[Stored data]
************
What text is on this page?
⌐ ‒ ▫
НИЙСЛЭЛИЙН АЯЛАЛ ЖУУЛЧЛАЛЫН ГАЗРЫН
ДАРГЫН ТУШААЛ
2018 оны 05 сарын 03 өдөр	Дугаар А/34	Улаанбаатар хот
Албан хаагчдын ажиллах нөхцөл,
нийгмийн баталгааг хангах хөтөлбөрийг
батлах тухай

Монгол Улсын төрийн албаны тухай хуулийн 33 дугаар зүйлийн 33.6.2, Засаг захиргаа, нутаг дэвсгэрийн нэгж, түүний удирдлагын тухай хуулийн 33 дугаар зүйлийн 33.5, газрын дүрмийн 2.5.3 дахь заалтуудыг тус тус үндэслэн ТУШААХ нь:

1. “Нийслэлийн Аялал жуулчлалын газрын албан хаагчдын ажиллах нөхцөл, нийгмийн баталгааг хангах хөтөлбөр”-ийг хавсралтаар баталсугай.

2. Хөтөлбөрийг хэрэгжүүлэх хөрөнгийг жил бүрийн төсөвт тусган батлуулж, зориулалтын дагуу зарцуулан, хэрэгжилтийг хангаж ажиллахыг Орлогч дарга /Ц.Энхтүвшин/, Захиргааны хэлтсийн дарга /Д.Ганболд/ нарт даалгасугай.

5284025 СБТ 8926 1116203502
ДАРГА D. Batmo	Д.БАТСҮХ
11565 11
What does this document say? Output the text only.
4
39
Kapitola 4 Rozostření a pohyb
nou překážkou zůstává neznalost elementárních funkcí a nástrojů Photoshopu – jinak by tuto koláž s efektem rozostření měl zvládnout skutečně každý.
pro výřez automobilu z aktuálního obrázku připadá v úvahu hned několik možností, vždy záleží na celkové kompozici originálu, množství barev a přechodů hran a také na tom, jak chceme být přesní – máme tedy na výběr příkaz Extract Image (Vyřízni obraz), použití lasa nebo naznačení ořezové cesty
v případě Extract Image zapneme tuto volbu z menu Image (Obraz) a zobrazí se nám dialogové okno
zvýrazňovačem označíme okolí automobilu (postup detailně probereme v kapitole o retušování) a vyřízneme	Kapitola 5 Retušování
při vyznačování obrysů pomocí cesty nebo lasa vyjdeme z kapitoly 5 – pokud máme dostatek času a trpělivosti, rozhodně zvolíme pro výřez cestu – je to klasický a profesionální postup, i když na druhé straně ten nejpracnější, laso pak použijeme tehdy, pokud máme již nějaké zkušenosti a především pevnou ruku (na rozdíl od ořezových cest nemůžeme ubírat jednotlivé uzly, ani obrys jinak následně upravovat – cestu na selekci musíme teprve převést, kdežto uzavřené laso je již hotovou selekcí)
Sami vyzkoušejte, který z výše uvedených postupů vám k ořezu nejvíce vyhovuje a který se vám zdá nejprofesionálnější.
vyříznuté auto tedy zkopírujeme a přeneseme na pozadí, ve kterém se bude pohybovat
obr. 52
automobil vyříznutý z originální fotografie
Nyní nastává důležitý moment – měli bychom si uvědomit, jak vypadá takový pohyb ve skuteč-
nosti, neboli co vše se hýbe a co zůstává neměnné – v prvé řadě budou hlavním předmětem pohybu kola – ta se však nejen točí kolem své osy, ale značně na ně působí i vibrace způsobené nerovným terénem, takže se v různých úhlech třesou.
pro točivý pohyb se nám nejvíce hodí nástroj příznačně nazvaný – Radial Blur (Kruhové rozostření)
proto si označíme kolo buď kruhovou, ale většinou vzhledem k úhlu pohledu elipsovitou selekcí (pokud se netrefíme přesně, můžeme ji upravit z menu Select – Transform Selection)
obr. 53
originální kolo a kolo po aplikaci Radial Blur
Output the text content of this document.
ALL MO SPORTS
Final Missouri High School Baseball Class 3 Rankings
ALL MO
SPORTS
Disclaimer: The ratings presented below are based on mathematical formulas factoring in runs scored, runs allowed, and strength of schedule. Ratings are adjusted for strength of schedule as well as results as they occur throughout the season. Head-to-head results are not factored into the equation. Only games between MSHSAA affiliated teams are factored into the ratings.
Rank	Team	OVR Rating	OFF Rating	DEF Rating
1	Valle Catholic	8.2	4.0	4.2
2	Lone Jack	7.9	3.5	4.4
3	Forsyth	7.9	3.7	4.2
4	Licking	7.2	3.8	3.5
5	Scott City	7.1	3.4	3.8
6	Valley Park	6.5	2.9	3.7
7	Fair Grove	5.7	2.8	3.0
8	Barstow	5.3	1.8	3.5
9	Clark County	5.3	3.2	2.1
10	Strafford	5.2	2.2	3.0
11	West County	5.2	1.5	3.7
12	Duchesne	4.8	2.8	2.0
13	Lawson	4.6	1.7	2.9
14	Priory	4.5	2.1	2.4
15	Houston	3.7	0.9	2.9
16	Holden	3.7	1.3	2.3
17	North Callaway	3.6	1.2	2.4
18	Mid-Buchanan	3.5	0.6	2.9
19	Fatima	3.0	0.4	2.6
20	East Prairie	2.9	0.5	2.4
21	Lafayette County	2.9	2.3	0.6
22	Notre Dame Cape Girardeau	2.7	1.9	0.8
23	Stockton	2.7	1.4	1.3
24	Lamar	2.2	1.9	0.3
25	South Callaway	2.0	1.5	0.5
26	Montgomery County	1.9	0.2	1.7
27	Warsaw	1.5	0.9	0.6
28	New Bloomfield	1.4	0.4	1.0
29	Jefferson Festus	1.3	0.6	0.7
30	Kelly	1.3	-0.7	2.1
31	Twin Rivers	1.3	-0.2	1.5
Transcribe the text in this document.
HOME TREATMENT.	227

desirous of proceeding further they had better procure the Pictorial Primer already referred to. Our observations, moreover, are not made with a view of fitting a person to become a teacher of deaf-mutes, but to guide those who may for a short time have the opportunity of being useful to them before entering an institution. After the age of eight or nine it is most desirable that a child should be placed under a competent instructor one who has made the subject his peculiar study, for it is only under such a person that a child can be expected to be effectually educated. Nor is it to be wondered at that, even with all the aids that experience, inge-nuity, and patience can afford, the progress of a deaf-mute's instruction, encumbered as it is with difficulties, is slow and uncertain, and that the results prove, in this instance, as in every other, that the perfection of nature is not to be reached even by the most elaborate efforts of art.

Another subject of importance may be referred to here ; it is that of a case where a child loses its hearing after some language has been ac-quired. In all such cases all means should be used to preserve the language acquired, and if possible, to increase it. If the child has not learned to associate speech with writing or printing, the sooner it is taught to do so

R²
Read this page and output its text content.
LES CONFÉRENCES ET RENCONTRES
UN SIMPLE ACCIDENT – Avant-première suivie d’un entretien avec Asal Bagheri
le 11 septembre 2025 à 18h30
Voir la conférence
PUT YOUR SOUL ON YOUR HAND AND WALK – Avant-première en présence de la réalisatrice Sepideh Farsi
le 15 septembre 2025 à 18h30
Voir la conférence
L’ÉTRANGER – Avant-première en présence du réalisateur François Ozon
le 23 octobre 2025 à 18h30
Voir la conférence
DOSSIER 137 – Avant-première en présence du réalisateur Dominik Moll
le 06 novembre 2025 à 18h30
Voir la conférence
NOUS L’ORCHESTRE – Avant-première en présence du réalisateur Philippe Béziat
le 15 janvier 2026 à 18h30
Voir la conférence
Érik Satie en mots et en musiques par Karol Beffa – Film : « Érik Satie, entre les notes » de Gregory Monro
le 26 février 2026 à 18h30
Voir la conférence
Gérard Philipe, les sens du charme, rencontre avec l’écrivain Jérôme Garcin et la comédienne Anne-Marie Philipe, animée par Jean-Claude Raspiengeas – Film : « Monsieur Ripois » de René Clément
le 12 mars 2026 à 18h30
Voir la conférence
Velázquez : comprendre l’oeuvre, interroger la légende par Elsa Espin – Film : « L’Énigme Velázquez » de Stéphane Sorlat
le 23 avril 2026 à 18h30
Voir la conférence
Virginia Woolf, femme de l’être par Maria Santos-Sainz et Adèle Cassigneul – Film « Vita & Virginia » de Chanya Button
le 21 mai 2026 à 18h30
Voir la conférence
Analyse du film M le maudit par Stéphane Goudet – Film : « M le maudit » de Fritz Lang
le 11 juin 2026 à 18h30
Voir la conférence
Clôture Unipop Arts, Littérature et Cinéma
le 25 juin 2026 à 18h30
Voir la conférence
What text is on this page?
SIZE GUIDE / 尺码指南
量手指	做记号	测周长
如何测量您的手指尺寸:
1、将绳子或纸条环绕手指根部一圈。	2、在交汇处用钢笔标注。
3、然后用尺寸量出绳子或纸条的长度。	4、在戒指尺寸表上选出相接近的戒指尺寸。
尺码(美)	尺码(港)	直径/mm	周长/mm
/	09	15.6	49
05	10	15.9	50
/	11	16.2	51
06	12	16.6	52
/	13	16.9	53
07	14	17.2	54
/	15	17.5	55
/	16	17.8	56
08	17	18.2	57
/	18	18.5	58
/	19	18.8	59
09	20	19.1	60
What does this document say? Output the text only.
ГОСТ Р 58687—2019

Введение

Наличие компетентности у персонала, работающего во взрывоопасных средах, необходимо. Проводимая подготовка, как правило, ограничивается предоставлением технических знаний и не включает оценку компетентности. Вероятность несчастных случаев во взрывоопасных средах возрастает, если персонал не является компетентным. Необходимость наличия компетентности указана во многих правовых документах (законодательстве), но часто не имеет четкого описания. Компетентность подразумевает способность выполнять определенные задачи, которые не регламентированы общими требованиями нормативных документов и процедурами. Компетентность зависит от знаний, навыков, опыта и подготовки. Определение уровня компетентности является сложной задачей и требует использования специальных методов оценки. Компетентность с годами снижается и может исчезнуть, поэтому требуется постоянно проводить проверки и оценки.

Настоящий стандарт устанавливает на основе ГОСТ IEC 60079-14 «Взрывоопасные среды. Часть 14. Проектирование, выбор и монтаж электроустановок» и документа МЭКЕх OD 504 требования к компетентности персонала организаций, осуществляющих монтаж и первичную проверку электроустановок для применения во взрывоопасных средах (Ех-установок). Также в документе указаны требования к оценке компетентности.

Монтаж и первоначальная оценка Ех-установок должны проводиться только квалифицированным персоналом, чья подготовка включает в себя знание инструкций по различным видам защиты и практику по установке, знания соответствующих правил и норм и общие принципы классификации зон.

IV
************
YOUR GOAL
Filter the records above for lines containing the word "réalisateur", and copy those lines.

SOLUTION FOR THIS EXERCISE
L’ÉTRANGER – Avant-première en présence du réalisateur François Ozon
DOSSIER 137 – Avant-première en présence du réalisateur Dominik Moll
NOUS L’ORCHESTRE – Avant-première en présence du réalisateur Philippe Béziat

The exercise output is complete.